◆ INFORMATION GIVEN
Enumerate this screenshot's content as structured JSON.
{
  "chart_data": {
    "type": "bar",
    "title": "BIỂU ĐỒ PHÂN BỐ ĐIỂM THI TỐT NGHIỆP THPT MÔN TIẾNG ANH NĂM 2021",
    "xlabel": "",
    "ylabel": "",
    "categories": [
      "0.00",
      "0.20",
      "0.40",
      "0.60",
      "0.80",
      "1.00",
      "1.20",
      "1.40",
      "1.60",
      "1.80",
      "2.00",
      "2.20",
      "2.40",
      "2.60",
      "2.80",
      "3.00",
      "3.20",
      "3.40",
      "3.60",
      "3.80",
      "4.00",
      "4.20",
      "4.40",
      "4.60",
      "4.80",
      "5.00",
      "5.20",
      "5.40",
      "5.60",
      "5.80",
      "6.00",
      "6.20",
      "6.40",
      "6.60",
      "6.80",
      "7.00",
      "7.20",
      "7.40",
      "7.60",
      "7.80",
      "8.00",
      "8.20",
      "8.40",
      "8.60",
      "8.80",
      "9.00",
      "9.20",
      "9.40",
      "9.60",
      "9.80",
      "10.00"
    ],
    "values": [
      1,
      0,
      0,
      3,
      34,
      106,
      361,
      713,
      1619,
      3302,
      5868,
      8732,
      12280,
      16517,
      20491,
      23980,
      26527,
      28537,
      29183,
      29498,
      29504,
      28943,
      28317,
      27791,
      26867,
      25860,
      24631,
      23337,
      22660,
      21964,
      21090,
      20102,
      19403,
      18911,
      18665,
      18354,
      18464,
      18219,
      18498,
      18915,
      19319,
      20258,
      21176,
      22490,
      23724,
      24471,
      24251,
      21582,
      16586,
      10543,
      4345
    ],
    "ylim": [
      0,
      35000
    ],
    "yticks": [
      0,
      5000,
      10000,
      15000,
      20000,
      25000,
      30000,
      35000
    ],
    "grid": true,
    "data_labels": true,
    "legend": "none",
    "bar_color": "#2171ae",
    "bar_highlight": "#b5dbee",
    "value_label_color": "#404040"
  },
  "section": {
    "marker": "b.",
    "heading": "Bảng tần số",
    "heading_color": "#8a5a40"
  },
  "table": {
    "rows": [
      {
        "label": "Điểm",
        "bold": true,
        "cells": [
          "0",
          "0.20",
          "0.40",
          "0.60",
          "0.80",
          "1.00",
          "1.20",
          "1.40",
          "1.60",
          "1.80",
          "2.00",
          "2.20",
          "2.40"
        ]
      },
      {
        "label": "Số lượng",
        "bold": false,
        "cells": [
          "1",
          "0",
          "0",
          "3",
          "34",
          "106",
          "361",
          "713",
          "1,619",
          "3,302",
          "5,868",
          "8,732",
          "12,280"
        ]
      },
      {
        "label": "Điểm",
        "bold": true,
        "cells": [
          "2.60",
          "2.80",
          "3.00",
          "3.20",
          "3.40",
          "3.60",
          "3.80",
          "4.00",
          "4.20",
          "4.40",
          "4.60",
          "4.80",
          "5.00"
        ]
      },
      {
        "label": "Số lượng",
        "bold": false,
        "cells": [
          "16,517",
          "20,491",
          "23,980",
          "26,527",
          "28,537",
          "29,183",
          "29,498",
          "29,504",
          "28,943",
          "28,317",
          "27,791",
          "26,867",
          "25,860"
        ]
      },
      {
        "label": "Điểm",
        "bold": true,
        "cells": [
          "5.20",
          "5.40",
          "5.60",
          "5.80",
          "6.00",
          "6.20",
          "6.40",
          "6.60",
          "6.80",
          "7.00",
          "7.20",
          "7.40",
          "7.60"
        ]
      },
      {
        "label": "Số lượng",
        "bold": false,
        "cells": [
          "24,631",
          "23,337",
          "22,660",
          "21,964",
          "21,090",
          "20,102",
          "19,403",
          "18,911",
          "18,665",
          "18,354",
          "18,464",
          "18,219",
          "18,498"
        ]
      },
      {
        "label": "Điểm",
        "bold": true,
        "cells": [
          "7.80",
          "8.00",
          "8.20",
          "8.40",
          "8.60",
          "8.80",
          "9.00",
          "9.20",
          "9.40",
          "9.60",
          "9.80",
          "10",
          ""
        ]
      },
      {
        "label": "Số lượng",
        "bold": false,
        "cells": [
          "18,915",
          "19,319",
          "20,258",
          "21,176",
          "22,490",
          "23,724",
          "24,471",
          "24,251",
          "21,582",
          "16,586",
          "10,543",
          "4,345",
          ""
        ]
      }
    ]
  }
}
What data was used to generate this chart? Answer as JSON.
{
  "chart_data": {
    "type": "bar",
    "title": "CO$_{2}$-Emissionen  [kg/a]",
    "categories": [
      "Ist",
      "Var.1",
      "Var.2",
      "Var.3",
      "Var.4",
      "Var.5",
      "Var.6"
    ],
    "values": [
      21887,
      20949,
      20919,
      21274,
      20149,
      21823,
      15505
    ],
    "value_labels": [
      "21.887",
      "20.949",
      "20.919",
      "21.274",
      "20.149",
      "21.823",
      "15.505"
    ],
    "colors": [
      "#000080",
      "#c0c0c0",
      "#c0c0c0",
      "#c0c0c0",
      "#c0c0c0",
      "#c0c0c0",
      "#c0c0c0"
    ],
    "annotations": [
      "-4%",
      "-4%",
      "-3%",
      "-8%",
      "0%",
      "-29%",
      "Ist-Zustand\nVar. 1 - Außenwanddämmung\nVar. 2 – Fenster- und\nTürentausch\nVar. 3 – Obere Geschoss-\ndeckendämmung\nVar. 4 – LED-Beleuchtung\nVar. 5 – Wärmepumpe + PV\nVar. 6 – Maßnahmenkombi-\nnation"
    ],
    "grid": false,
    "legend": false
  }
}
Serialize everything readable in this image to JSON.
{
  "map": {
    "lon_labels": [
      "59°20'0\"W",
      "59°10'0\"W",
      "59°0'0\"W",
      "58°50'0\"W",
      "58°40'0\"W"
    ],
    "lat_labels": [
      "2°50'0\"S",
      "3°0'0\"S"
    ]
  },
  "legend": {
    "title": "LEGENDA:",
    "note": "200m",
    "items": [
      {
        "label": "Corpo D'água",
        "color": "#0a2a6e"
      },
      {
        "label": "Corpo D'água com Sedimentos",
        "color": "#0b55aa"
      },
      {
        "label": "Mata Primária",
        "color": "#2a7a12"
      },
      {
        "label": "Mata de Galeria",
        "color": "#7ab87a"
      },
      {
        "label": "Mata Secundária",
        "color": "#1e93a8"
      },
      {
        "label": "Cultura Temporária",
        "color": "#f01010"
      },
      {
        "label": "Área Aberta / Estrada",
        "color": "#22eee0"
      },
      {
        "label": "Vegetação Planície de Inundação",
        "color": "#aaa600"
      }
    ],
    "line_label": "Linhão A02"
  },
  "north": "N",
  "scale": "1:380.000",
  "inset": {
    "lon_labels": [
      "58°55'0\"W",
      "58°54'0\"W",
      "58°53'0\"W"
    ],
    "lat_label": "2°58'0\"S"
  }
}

◆ EXERCISE REQUIREMENTS
Take the line in which "Serialize everything readable" occurs and each subsequent line through the end; give these lines again without alteration.

◆ ANSWER TO THE EXERCISE
Serialize everything readable in this image to JSON.
{
  "map": {
    "lon_labels": [
      "59°20'0\"W",
      "59°10'0\"W",
      "59°0'0\"W",
      "58°50'0\"W",
      "58°40'0\"W"
    ],
    "lat_labels": [
      "2°50'0\"S",
      "3°0'0\"S"
    ]
  },
  "legend": {
    "title": "LEGENDA:",
    "note": "200m",
    "items": [
      {
        "label": "Corpo D'água",
        "color": "#0a2a6e"
      },
      {
        "label": "Corpo D'água com Sedimentos",
        "color": "#0b55aa"
      },
      {
        "label": "Mata Primária",
        "color": "#2a7a12"
      },
      {
        "label": "Mata de Galeria",
        "color": "#7ab87a"
      },
      {
        "label": "Mata Secundária",
        "color": "#1e93a8"
      },
      {
        "label": "Cultura Temporária",
        "color": "#f01010"
      },
      {
        "label": "Área Aberta / Estrada",
        "color": "#22eee0"
      },
      {
        "label": "Vegetação Planície de Inundação",
        "color": "#aaa600"
      }
    ],
    "line_label": "Linhão A02"
  },
  "north": "N",
  "scale": "1:380.000",
  "inset": {
    "lon_labels": [
      "58°55'0\"W",
      "58°54'0\"W",
      "58°53'0\"W"
    ],
    "lat_label": "2°58'0\"S"
  }
}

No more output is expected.